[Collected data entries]

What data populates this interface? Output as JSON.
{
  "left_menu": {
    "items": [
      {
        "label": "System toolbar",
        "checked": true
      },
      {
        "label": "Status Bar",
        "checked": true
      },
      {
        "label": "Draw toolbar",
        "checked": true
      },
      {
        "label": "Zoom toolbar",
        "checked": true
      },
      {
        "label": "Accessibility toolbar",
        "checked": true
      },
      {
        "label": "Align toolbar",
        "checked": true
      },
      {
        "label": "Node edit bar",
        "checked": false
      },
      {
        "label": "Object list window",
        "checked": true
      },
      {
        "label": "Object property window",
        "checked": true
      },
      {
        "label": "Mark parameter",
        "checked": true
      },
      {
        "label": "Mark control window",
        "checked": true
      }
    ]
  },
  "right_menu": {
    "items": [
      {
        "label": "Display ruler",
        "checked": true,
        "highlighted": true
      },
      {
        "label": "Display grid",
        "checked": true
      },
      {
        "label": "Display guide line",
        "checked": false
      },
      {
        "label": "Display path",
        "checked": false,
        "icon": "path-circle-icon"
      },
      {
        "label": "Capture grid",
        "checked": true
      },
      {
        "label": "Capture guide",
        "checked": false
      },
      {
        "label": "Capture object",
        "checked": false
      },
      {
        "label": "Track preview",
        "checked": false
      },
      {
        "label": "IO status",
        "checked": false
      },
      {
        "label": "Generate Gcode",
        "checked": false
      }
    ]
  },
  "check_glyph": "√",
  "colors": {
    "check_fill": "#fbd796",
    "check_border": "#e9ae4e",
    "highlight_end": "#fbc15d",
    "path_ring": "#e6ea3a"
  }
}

◆ **PROBLEM TO SOLVE**: Generate an exact reproduction of all entries.

◆ **THE RESPONSE**:
What data populates this interface? Output as JSON.
{
  "left_menu": {
    "items": [
      {
        "label": "System toolbar",
        "checked": true
      },
      {
        "label": "Status Bar",
        "checked": true
      },
      {
        "label": "Draw toolbar",
        "checked": true
      },
      {
        "label": "Zoom toolbar",
        "checked": true
      },
      {
        "label": "Accessibility toolbar",
        "checked": true
      },
      {
        "label": "Align toolbar",
        "checked": true
      },
      {
        "label": "Node edit bar",
        "checked": false
      },
      {
        "label": "Object list window",
        "checked": true
      },
      {
        "label": "Object property window",
        "checked": true
      },
      {
        "label": "Mark parameter",
        "checked": true
      },
      {
        "label": "Mark control window",
        "checked": true
      }
    ]
  },
  "right_menu": {
    "items": [
      {
        "label": "Display ruler",
        "checked": true,
        "highlighted": true
      },
      {
        "label": "Display grid",
        "checked": true
      },
      {
        "label": "Display guide line",
        "checked": false
      },
      {
        "label": "Display path",
        "checked": false,
        "icon": "path-circle-icon"
      },
      {
        "label": "Capture grid",
        "checked": true
      },
      {
        "label": "Capture guide",
        "checked": false
      },
      {
        "label": "Capture object",
        "checked": false
      },
      {
        "label": "Track preview",
        "checked": false
      },
      {
        "label": "IO status",
        "checked": false
      },
      {
        "label": "Generate Gcode",
        "checked": false
      }
    ]
  },
  "check_glyph": "√",
  "colors": {
    "check_fill": "#fbd796",
    "check_border": "#e9ae4e",
    "highlight_end": "#fbc15d",
    "path_ring": "#e6ea3a"
  }
}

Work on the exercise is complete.